## WHAT THIS TASK INVOLVES
Restate the entries word for word, omitting nothing.

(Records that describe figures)
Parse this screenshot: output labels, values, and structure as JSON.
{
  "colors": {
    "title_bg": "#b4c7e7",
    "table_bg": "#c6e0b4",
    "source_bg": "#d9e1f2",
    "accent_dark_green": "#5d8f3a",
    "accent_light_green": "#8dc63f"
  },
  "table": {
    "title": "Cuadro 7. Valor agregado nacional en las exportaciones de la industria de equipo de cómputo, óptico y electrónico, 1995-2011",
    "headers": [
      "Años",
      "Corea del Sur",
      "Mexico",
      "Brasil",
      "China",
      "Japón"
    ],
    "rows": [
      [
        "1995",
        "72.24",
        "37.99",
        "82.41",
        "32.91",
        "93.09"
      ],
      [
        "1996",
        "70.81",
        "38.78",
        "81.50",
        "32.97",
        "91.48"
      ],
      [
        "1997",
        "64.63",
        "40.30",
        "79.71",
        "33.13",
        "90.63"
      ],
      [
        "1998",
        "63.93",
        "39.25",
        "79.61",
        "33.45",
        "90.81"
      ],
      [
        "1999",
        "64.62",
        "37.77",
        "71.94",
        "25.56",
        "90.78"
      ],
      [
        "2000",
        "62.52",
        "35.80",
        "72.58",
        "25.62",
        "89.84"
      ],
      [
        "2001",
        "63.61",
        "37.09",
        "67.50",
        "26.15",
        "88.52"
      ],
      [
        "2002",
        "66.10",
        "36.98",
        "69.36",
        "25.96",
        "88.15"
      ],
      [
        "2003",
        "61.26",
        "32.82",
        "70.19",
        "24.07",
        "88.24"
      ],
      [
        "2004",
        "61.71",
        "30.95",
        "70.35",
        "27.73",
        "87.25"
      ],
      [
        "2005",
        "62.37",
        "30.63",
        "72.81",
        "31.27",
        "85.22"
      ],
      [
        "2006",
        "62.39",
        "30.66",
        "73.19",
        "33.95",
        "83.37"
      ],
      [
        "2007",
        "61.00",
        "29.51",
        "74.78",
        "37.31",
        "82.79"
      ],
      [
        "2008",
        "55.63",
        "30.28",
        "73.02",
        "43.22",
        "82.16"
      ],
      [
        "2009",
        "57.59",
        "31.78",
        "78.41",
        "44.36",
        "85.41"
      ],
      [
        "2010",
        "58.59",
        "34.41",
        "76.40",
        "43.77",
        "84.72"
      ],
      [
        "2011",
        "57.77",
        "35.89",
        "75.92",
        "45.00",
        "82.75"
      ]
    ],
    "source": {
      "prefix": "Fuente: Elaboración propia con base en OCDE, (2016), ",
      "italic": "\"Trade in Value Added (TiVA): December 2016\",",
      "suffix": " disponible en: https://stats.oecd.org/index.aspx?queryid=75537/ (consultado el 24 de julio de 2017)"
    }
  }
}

## SOLUTION TO THE EXERCISE
Parse this screenshot: output labels, values, and structure as JSON.
{
  "colors": {
    "title_bg": "#b4c7e7",
    "table_bg": "#c6e0b4",
    "source_bg": "#d9e1f2",
    "accent_dark_green": "#5d8f3a",
    "accent_light_green": "#8dc63f"
  },
  "table": {
    "title": "Cuadro 7. Valor agregado nacional en las exportaciones de la industria de equipo de cómputo, óptico y electrónico, 1995-2011",
    "headers": [
      "Años",
      "Corea del Sur",
      "Mexico",
      "Brasil",
      "China",
      "Japón"
    ],
    "rows": [
      [
        "1995",
        "72.24",
        "37.99",
        "82.41",
        "32.91",
        "93.09"
      ],
      [
        "1996",
        "70.81",
        "38.78",
        "81.50",
        "32.97",
        "91.48"
      ],
      [
        "1997",
        "64.63",
        "40.30",
        "79.71",
        "33.13",
        "90.63"
      ],
      [
        "1998",
        "63.93",
        "39.25",
        "79.61",
        "33.45",
        "90.81"
      ],
      [
        "1999",
        "64.62",
        "37.77",
        "71.94",
        "25.56",
        "90.78"
      ],
      [
        "2000",
        "62.52",
        "35.80",
        "72.58",
        "25.62",
        "89.84"
      ],
      [
        "2001",
        "63.61",
        "37.09",
        "67.50",
        "26.15",
        "88.52"
      ],
      [
        "2002",
        "66.10",
        "36.98",
        "69.36",
        "25.96",
        "88.15"
      ],
      [
        "2003",
        "61.26",
        "32.82",
        "70.19",
        "24.07",
        "88.24"
      ],
      [
        "2004",
        "61.71",
        "30.95",
        "70.35",
        "27.73",
        "87.25"
      ],
      [
        "2005",
        "62.37",
        "30.63",
        "72.81",
        "31.27",
        "85.22"
      ],
      [
        "2006",
        "62.39",
        "30.66",
        "73.19",
        "33.95",
        "83.37"
      ],
      [
        "2007",
        "61.00",
        "29.51",
        "74.78",
        "37.31",
        "82.79"
      ],
      [
        "2008",
        "55.63",
        "30.28",
        "73.02",
        "43.22",
        "82.16"
      ],
      [
        "2009",
        "57.59",
        "31.78",
        "78.41",
        "44.36",
        "85.41"
      ],
      [
        "2010",
        "58.59",
        "34.41",
        "76.40",
        "43.77",
        "84.72"
      ],
      [
        "2011",
        "57.77",
        "35.89",
        "75.92",
        "45.00",
        "82.75"
      ]
    ],
    "source": {
      "prefix": "Fuente: Elaboración propia con base en OCDE, (2016), ",
      "italic": "\"Trade in Value Added (TiVA): December 2016\",",
      "suffix": " disponible en: https://stats.oecd.org/index.aspx?queryid=75537/ (consultado el 24 de julio de 2017)"
    }
  }
}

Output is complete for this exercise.